WHAT IS EXPECTED: Make an exact copy of the records, with the pictures left out.
# start of DATA ENTRIES
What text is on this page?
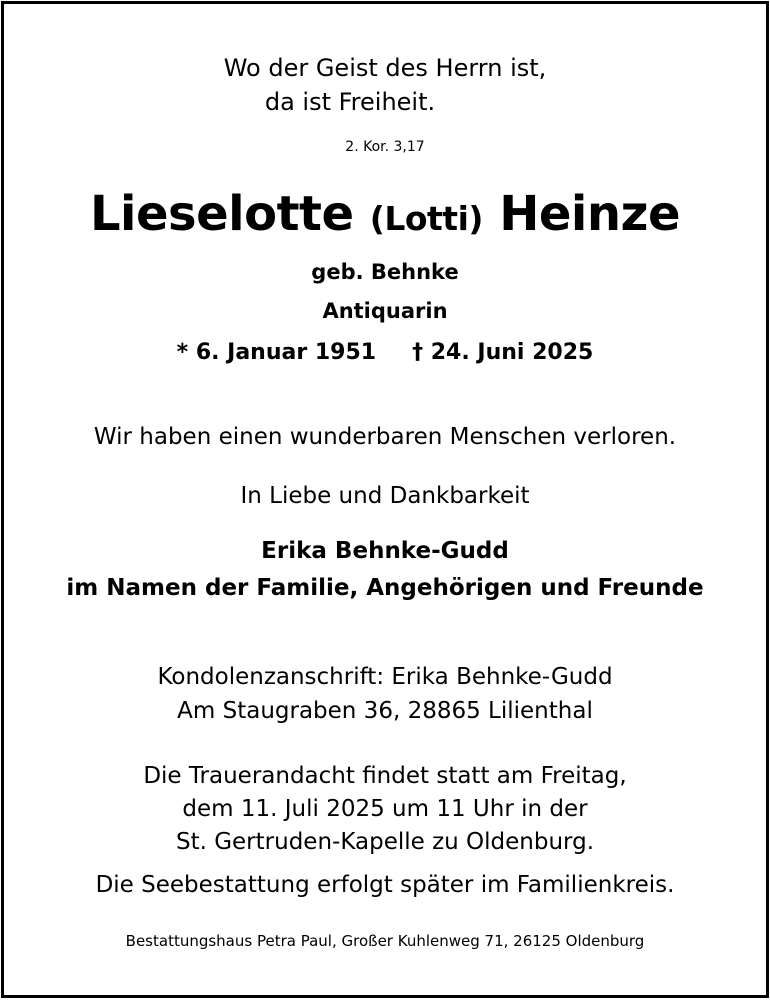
Wo der Geist des Herrn ist,
da ist Freiheit.
2. Kor. 3,17
Lieselotte (Lotti) Heinze
geb. Behnke
Antiquarin
* 6. Januar 1951 † 24. Juni 2025
Wir haben einen wunderbaren Menschen verloren.
In Liebe und Dankbarkeit
Erika Behnke-Gudd
im Namen der Familie, Angehörigen und Freunde
Kondolenzanschrift: Erika Behnke-Gudd
Am Staugraben 36, 28865 Lilienthal
Die Trauerandacht findet statt am Freitag,
dem 11. Juli 2025 um 11 Uhr in der
St. Gertruden-Kapelle zu Oldenburg.
Die Seebestattung erfolgt später im Familienkreis.
Bestattungshaus Petra Paul, Großer Kuhlenweg 71, 26125 Oldenburg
# end of DATA ENTRIES
THE COMPLETED TASK:
What text is on this page?
Wo der Geist des Herrn ist,
da ist Freiheit.
2. Kor. 3,17
Lieselotte (Lotti) Heinze
geb. Behnke
Antiquarin
* 6. Januar 1951 † 24. Juni 2025
Wir haben einen wunderbaren Menschen verloren.
In Liebe und Dankbarkeit
Erika Behnke-Gudd
im Namen der Familie, Angehörigen und Freunde
Kondolenzanschrift: Erika Behnke-Gudd
Am Staugraben 36, 28865 Lilienthal
Die Trauerandacht findet statt am Freitag,
dem 11. Juli 2025 um 11 Uhr in der
St. Gertruden-Kapelle zu Oldenburg.
Die Seebestattung erfolgt später im Familienkreis.
Bestattungshaus Petra Paul, Großer Kuhlenweg 71, 26125 Oldenburg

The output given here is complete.